The problem: Rewrite the records below, replacing every "network-node" with "graph-vertex" and leaving all else unchanged. Omit the pictures.
= = =
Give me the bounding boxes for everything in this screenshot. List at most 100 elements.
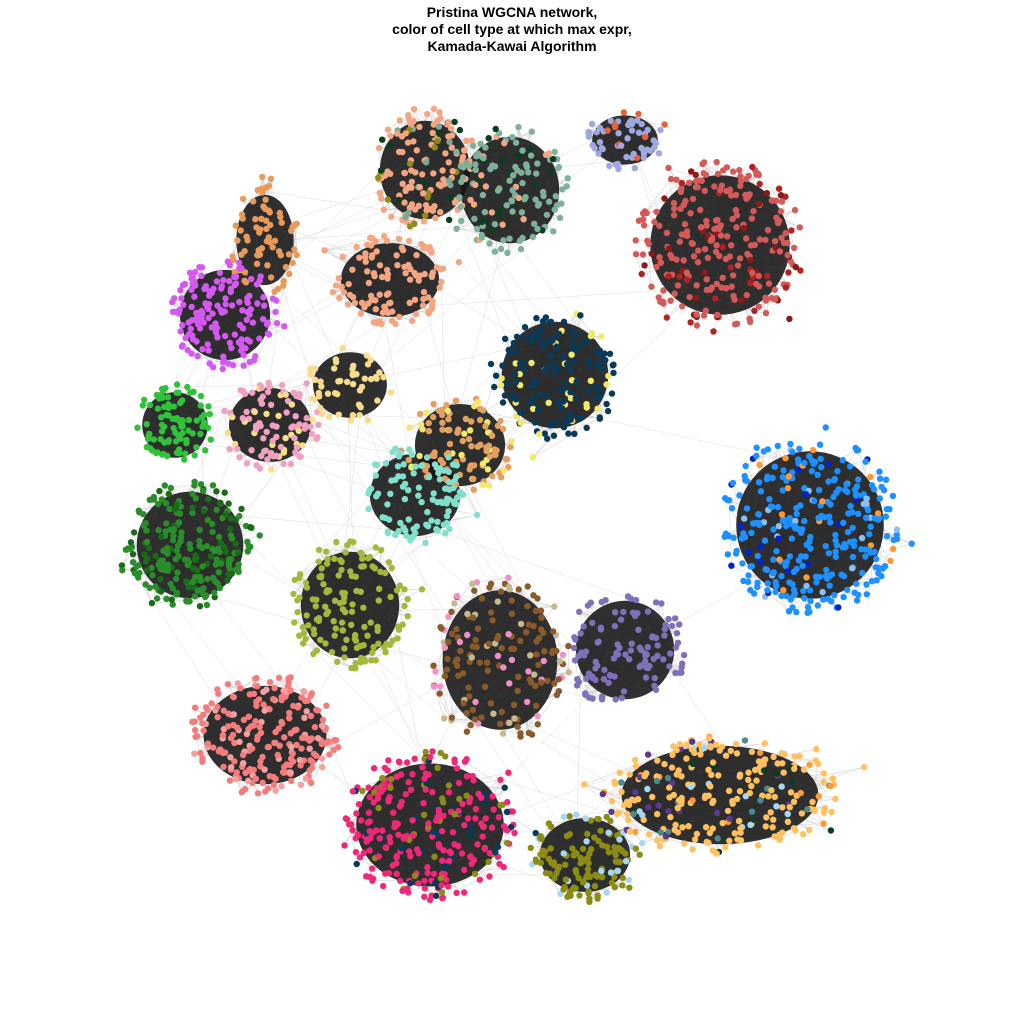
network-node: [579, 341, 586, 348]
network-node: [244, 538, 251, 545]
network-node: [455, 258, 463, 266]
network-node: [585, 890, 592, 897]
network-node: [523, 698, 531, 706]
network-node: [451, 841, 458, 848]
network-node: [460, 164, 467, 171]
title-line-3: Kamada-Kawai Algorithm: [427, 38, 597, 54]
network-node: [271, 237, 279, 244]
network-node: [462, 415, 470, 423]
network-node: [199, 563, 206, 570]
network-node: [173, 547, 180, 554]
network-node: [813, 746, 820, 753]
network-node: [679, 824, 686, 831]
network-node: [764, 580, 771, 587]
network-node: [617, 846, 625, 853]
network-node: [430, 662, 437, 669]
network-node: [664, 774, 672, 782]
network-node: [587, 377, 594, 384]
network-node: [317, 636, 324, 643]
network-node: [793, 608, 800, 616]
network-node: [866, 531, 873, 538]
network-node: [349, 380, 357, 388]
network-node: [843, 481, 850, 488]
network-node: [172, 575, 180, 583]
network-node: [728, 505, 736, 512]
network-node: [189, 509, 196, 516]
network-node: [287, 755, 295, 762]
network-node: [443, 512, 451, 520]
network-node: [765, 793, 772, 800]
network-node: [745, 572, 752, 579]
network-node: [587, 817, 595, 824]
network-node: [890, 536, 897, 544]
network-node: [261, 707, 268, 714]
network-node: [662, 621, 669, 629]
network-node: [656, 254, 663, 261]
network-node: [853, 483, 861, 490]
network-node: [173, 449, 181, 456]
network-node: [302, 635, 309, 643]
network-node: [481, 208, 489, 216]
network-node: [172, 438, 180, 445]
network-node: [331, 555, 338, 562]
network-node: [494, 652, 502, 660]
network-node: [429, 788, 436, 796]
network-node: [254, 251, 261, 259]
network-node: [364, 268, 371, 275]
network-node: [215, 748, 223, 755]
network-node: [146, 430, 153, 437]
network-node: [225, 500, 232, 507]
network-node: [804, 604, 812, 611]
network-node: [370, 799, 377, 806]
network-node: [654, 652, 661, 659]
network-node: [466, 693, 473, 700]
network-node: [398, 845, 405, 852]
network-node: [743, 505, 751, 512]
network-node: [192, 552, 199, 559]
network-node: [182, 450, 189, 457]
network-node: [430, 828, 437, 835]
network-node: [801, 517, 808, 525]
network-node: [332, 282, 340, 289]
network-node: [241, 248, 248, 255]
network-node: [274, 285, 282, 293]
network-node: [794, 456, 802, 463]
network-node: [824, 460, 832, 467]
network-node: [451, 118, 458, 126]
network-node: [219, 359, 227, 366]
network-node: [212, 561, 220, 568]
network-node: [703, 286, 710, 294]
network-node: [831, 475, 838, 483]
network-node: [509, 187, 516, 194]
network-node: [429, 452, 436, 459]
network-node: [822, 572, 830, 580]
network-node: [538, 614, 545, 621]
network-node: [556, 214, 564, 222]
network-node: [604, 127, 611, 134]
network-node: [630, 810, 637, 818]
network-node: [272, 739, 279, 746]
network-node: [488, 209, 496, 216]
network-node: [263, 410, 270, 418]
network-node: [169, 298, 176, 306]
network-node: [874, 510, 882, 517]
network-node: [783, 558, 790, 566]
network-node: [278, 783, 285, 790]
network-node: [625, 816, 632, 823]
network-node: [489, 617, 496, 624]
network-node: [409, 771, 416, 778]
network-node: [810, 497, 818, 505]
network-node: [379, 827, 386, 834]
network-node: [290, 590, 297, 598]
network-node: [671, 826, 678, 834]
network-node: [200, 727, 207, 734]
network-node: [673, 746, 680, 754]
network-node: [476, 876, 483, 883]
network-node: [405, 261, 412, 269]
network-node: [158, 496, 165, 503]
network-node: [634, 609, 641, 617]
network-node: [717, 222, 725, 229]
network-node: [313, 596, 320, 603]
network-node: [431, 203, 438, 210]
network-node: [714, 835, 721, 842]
= = =
Exercise output:
Give me the bounding boxes for everything in this screenshot. List at most 100 elements.
graph-vertex: [579, 341, 586, 348]
graph-vertex: [244, 538, 251, 545]
graph-vertex: [455, 258, 463, 266]
graph-vertex: [585, 890, 592, 897]
graph-vertex: [523, 698, 531, 706]
graph-vertex: [451, 841, 458, 848]
graph-vertex: [460, 164, 467, 171]
title-line-3: Kamada-Kawai Algorithm: [427, 38, 597, 54]
graph-vertex: [271, 237, 279, 244]
graph-vertex: [462, 415, 470, 423]
graph-vertex: [199, 563, 206, 570]
graph-vertex: [173, 547, 180, 554]
graph-vertex: [813, 746, 820, 753]
graph-vertex: [679, 824, 686, 831]
graph-vertex: [764, 580, 771, 587]
graph-vertex: [617, 846, 625, 853]
graph-vertex: [430, 662, 437, 669]
graph-vertex: [664, 774, 672, 782]
graph-vertex: [587, 377, 594, 384]
graph-vertex: [317, 636, 324, 643]
graph-vertex: [793, 608, 800, 616]
graph-vertex: [866, 531, 873, 538]
graph-vertex: [349, 380, 357, 388]
graph-vertex: [843, 481, 850, 488]
graph-vertex: [172, 575, 180, 583]
graph-vertex: [728, 505, 736, 512]
graph-vertex: [189, 509, 196, 516]
graph-vertex: [287, 755, 295, 762]
graph-vertex: [443, 512, 451, 520]
graph-vertex: [765, 793, 772, 800]
graph-vertex: [745, 572, 752, 579]
graph-vertex: [587, 817, 595, 824]
graph-vertex: [890, 536, 897, 544]
graph-vertex: [261, 707, 268, 714]
graph-vertex: [662, 621, 669, 629]
graph-vertex: [656, 254, 663, 261]
graph-vertex: [853, 483, 861, 490]
graph-vertex: [173, 449, 181, 456]
graph-vertex: [302, 635, 309, 643]
graph-vertex: [481, 208, 489, 216]
graph-vertex: [172, 438, 180, 445]
graph-vertex: [331, 555, 338, 562]
graph-vertex: [494, 652, 502, 660]
graph-vertex: [429, 788, 436, 796]
graph-vertex: [254, 251, 261, 259]
graph-vertex: [364, 268, 371, 275]
graph-vertex: [215, 748, 223, 755]
graph-vertex: [146, 430, 153, 437]
graph-vertex: [225, 500, 232, 507]
graph-vertex: [804, 604, 812, 611]
graph-vertex: [370, 799, 377, 806]
graph-vertex: [654, 652, 661, 659]
graph-vertex: [466, 693, 473, 700]
graph-vertex: [398, 845, 405, 852]
graph-vertex: [743, 505, 751, 512]
graph-vertex: [192, 552, 199, 559]
graph-vertex: [182, 450, 189, 457]
graph-vertex: [430, 828, 437, 835]
graph-vertex: [801, 517, 808, 525]
graph-vertex: [332, 282, 340, 289]
graph-vertex: [241, 248, 248, 255]
graph-vertex: [274, 285, 282, 293]
graph-vertex: [794, 456, 802, 463]
graph-vertex: [824, 460, 832, 467]
graph-vertex: [451, 118, 458, 126]
graph-vertex: [219, 359, 227, 366]
graph-vertex: [212, 561, 220, 568]
graph-vertex: [703, 286, 710, 294]
graph-vertex: [831, 475, 838, 483]
graph-vertex: [509, 187, 516, 194]
graph-vertex: [429, 452, 436, 459]
graph-vertex: [822, 572, 830, 580]
graph-vertex: [538, 614, 545, 621]
graph-vertex: [556, 214, 564, 222]
graph-vertex: [604, 127, 611, 134]
graph-vertex: [630, 810, 637, 818]
graph-vertex: [272, 739, 279, 746]
graph-vertex: [488, 209, 496, 216]
graph-vertex: [263, 410, 270, 418]
graph-vertex: [169, 298, 176, 306]
graph-vertex: [874, 510, 882, 517]
graph-vertex: [783, 558, 790, 566]
graph-vertex: [278, 783, 285, 790]
graph-vertex: [625, 816, 632, 823]
graph-vertex: [489, 617, 496, 624]
graph-vertex: [409, 771, 416, 778]
graph-vertex: [810, 497, 818, 505]
graph-vertex: [379, 827, 386, 834]
graph-vertex: [290, 590, 297, 598]
graph-vertex: [671, 826, 678, 834]
graph-vertex: [200, 727, 207, 734]
graph-vertex: [673, 746, 680, 754]
graph-vertex: [476, 876, 483, 883]
graph-vertex: [405, 261, 412, 269]
graph-vertex: [158, 496, 165, 503]
graph-vertex: [634, 609, 641, 617]
graph-vertex: [717, 222, 725, 229]
graph-vertex: [313, 596, 320, 603]
graph-vertex: [431, 203, 438, 210]
graph-vertex: [714, 835, 721, 842]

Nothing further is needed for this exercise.